━━━━━ Records shown

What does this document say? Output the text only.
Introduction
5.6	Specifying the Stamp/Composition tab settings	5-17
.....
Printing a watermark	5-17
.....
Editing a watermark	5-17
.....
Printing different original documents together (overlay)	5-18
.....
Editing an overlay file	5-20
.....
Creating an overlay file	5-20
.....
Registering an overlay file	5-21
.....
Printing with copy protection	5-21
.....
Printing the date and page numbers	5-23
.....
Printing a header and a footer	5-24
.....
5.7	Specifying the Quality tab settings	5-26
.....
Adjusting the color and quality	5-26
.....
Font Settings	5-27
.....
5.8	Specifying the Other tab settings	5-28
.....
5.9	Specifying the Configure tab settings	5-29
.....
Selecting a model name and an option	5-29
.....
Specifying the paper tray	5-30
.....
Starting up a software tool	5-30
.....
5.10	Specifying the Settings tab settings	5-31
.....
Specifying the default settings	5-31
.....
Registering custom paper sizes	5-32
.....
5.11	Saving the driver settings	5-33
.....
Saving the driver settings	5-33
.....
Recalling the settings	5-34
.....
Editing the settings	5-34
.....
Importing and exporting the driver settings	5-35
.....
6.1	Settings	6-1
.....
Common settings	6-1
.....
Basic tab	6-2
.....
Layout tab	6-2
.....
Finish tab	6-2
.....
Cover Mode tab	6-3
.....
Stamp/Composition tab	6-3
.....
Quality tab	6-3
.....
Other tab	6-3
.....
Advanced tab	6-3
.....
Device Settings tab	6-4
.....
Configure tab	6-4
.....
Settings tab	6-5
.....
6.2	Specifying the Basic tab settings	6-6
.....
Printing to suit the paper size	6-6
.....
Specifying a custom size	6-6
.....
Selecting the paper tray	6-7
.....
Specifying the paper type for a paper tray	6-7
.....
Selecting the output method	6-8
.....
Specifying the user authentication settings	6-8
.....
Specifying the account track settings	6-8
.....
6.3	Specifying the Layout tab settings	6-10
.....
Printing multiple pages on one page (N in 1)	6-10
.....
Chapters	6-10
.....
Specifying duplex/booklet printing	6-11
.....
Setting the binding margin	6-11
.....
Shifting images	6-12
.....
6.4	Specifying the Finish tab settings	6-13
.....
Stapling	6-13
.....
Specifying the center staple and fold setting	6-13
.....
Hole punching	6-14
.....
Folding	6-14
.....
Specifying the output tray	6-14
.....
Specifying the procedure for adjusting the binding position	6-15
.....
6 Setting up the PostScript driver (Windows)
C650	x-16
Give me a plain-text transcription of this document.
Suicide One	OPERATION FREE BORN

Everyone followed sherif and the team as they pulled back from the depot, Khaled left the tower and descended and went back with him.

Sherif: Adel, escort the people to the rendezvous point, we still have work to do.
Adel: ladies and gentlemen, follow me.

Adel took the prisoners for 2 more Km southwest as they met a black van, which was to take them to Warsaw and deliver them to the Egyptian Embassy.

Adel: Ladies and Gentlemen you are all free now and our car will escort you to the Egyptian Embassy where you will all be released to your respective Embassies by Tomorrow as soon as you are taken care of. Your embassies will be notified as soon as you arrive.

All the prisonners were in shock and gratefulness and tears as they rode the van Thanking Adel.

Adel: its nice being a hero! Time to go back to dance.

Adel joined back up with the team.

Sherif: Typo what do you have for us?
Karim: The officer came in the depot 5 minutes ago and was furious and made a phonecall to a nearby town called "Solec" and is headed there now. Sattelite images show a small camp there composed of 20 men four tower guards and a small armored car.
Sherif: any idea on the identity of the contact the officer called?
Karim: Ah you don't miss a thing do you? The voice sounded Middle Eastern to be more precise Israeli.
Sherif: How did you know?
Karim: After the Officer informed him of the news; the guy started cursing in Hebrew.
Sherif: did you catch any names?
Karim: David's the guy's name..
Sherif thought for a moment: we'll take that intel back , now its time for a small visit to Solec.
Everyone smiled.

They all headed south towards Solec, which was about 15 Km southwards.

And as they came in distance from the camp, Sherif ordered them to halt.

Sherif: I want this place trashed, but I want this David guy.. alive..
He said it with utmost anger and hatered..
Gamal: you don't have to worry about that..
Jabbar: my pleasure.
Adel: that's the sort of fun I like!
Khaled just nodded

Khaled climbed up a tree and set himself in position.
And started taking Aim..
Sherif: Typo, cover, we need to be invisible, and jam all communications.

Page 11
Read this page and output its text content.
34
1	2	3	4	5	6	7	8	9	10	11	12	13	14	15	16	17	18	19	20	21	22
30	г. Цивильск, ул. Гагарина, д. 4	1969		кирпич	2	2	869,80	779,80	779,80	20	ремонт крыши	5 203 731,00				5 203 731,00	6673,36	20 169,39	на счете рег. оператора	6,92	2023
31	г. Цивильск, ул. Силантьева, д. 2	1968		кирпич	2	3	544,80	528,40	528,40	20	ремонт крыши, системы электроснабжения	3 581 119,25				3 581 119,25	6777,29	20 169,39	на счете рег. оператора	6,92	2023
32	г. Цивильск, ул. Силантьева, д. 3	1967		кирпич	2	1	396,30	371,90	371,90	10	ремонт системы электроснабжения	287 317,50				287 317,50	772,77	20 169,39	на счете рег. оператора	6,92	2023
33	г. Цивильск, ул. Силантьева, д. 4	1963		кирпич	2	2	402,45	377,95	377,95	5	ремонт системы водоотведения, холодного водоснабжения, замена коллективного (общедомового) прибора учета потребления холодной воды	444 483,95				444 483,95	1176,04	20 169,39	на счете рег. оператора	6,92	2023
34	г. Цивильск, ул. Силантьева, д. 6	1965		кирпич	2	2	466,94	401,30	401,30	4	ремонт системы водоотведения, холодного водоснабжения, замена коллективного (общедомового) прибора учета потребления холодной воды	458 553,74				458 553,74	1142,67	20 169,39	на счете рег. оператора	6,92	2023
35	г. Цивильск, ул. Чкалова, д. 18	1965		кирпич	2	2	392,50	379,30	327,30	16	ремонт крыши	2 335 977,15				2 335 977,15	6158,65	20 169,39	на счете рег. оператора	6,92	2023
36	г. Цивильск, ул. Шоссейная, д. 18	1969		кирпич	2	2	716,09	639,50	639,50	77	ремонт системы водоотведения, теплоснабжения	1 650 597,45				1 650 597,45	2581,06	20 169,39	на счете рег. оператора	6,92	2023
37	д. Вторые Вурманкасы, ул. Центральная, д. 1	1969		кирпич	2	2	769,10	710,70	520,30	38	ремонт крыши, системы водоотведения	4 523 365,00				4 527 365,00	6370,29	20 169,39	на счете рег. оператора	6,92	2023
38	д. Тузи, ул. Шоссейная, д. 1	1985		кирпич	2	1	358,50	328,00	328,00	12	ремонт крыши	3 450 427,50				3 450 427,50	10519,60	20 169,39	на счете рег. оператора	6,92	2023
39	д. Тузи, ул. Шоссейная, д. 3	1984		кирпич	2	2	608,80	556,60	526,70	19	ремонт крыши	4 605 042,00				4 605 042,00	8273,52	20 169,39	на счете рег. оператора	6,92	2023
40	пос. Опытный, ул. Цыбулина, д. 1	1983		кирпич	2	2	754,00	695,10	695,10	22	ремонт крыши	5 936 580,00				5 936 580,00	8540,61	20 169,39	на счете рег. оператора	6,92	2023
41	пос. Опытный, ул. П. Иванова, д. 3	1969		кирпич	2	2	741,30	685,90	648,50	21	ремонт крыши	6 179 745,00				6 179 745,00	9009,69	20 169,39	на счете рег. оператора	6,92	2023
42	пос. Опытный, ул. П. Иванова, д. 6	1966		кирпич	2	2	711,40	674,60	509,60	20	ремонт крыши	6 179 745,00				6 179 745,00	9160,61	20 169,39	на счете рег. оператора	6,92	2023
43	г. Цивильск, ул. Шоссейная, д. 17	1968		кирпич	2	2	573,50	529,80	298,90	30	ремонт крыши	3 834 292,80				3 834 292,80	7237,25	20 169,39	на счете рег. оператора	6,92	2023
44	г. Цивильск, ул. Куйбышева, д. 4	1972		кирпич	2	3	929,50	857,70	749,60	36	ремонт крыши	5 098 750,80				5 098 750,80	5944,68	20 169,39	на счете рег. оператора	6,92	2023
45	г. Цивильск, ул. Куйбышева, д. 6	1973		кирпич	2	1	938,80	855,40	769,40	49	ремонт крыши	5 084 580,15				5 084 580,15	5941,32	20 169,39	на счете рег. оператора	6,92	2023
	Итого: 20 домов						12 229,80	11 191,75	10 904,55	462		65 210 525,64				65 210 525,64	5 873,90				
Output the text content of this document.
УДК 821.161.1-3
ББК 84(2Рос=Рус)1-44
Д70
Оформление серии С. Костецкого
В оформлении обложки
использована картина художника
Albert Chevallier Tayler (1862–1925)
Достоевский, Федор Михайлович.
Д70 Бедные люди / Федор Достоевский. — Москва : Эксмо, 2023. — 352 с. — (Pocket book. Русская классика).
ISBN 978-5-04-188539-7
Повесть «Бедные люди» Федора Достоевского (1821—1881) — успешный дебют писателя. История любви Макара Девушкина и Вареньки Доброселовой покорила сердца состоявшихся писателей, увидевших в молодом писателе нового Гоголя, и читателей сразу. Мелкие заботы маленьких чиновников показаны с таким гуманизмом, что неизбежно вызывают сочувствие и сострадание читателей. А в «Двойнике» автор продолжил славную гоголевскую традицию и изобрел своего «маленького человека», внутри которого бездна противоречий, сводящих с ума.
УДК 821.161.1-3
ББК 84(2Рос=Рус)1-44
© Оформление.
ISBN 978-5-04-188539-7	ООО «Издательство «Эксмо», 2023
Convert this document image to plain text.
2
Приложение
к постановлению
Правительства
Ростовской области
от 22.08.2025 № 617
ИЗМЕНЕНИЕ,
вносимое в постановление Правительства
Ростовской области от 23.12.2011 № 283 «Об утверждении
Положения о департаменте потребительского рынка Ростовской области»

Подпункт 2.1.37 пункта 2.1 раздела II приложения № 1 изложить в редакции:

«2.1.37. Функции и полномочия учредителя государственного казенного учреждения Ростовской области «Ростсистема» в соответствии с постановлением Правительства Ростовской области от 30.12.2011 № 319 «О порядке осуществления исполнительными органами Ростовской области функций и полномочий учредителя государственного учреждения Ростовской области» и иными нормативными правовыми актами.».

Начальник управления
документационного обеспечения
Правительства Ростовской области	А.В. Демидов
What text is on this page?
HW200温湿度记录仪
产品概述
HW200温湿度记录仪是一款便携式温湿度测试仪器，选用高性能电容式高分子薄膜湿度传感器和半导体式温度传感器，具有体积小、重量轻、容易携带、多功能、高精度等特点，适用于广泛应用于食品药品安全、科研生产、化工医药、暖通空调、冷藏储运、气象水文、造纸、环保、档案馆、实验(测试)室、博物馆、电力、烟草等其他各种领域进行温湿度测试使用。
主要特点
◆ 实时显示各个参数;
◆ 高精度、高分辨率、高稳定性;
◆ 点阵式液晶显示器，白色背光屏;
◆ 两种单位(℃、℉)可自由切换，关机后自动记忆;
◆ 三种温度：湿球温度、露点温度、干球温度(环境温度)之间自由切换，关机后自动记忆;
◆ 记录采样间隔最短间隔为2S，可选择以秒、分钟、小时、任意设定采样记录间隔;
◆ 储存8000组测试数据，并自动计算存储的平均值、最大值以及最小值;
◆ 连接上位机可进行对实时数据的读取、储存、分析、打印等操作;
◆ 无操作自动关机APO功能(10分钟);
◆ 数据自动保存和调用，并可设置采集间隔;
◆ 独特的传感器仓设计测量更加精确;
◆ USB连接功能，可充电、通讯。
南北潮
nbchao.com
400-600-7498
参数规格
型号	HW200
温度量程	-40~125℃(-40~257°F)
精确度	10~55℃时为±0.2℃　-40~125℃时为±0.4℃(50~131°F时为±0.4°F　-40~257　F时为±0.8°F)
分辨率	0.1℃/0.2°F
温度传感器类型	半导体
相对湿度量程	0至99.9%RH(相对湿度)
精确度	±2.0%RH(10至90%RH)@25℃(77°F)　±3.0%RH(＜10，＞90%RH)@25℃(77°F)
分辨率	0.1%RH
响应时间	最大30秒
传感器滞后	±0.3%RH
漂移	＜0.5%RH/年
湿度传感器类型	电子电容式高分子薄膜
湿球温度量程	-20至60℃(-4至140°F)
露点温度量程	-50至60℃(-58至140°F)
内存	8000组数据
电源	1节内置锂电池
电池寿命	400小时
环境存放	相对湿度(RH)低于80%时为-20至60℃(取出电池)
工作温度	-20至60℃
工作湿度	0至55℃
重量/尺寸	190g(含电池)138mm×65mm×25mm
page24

━━━━━━━━━━

* Do this: Provide only the number of lines in the records containing the string "Layout".

* Solution: 2